═══ DATA SHOWN

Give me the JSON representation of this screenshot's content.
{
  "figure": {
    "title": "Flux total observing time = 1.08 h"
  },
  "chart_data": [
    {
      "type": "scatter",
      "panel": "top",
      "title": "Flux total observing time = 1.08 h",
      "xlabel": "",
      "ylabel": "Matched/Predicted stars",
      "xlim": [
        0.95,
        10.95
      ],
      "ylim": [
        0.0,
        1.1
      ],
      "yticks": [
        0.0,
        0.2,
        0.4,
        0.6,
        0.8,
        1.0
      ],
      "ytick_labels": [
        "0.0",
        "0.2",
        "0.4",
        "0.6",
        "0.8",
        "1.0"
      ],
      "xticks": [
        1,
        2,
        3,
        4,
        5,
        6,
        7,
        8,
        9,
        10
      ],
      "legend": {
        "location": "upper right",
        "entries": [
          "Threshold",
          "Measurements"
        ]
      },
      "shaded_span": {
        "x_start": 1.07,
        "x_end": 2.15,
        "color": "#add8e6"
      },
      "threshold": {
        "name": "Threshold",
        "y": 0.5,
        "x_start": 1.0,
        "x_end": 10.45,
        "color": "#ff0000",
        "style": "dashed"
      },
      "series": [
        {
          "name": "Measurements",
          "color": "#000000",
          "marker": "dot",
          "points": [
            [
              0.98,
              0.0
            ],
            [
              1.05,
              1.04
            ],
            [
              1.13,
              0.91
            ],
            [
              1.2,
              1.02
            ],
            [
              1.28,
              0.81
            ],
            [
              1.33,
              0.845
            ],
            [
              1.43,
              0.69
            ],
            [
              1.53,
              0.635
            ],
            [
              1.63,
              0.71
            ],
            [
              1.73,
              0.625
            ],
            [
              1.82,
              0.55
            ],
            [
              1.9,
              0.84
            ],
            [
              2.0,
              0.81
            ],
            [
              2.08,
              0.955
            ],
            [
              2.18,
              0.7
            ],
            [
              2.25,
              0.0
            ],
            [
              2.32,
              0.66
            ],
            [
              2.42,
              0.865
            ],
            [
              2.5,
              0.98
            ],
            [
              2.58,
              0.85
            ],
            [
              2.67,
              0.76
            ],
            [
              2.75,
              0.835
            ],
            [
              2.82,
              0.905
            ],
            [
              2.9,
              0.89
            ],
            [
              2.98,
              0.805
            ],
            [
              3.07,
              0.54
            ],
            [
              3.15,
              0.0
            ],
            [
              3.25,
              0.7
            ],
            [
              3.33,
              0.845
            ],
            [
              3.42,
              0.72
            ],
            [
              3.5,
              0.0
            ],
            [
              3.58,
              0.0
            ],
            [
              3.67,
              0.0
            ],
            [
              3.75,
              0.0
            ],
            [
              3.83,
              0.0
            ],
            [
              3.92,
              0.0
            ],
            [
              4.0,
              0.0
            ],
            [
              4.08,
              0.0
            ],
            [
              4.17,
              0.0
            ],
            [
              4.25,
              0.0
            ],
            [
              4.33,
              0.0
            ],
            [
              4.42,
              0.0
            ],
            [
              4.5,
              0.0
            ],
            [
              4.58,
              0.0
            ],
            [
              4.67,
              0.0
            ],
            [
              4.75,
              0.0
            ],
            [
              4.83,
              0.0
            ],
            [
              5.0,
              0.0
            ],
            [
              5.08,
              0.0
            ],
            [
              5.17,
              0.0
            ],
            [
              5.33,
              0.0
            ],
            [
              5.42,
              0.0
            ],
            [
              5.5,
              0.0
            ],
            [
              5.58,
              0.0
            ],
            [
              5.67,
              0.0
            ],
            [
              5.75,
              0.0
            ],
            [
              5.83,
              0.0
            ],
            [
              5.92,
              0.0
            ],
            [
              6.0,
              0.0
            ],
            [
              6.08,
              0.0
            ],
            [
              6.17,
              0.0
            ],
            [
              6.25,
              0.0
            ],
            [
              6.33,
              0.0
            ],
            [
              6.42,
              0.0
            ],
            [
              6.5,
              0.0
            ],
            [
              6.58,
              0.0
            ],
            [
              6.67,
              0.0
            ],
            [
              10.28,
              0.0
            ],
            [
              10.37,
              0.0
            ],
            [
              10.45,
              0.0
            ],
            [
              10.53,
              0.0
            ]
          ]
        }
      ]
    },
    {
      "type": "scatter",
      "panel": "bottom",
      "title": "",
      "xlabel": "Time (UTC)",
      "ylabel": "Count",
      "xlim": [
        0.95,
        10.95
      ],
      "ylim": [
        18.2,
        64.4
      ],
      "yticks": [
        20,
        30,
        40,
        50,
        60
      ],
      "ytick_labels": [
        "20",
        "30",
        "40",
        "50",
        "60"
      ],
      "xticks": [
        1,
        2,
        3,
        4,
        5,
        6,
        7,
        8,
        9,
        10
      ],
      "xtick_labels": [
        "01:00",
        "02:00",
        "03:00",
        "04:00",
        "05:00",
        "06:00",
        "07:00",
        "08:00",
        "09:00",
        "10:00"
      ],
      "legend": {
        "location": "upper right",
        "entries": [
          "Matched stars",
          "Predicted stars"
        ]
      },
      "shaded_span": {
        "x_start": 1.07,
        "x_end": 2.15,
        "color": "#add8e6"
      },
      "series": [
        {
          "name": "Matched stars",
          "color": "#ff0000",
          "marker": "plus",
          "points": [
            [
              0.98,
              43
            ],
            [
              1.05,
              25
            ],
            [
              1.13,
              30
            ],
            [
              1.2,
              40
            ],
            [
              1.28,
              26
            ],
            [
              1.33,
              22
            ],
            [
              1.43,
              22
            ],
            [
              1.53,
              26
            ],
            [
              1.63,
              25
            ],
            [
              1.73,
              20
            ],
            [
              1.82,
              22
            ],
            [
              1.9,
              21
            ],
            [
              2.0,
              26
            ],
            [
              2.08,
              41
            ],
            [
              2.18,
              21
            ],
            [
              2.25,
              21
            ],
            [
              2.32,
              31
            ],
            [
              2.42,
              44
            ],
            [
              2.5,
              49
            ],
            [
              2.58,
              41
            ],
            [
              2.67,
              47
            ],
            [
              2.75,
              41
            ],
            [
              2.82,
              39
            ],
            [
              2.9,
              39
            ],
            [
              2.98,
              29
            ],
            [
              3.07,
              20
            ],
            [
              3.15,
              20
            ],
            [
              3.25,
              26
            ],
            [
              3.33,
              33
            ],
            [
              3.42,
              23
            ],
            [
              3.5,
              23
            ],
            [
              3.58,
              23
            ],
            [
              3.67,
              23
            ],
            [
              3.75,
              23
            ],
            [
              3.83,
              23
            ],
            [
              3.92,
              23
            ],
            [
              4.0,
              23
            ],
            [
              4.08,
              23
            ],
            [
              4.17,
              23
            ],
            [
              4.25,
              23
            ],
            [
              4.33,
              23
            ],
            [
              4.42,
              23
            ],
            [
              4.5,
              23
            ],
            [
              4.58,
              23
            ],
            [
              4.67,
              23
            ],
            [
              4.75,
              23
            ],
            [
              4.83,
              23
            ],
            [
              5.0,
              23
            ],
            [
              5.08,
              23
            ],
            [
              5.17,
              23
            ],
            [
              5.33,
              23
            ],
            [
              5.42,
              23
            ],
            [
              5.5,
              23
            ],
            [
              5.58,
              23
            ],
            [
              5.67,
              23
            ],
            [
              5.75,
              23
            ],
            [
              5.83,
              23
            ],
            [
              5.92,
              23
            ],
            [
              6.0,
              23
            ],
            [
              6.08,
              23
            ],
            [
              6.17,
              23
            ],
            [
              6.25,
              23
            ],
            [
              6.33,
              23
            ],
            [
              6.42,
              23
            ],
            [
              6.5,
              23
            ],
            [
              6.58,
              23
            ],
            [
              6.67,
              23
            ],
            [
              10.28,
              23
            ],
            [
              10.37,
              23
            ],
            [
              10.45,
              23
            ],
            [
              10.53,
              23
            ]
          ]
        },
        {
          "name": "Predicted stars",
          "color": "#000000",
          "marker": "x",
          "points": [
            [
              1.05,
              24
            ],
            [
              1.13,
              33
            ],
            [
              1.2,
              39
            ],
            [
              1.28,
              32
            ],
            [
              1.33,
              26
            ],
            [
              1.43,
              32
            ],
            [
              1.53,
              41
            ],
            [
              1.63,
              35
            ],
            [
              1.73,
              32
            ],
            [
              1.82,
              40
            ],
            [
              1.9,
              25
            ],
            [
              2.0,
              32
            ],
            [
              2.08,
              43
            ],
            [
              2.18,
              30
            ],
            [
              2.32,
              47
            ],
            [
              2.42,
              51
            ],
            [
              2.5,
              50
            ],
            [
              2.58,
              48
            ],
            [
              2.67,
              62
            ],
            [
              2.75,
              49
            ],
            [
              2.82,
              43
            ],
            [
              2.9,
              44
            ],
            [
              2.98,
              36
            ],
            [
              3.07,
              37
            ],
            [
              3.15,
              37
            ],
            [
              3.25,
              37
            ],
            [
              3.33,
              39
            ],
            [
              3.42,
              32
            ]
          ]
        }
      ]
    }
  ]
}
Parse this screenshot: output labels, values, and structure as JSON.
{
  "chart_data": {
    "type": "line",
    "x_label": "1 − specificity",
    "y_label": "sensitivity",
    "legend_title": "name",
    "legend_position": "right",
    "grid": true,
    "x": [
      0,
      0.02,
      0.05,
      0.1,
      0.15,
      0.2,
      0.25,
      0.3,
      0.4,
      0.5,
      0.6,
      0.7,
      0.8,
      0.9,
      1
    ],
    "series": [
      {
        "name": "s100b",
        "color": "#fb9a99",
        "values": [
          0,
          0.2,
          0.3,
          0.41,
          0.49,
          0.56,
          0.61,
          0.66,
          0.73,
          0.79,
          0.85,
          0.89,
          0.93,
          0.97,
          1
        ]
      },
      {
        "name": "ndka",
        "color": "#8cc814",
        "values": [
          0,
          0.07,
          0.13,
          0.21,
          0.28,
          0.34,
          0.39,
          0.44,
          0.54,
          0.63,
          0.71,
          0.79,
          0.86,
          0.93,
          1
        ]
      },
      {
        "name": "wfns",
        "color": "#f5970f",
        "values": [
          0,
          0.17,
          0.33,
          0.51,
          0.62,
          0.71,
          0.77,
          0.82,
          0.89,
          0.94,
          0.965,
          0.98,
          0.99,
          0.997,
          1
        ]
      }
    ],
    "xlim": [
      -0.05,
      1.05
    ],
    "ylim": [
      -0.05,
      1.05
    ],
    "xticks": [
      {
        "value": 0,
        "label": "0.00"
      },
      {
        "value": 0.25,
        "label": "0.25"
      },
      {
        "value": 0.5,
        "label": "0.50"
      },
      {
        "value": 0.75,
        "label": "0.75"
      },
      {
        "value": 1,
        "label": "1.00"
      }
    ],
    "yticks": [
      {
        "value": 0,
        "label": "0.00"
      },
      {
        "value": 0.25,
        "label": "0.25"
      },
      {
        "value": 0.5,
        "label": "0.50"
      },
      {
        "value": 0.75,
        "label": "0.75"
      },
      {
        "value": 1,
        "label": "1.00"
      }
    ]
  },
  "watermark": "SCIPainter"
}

══════

**WHAT IS BEING ASKED:**
Extract every line above that contains the word "total".

**CORRECT RESULT:**
    "title": "Flux total observing time = 1.08 h"
      "title": "Flux total observing time = 1.08 h",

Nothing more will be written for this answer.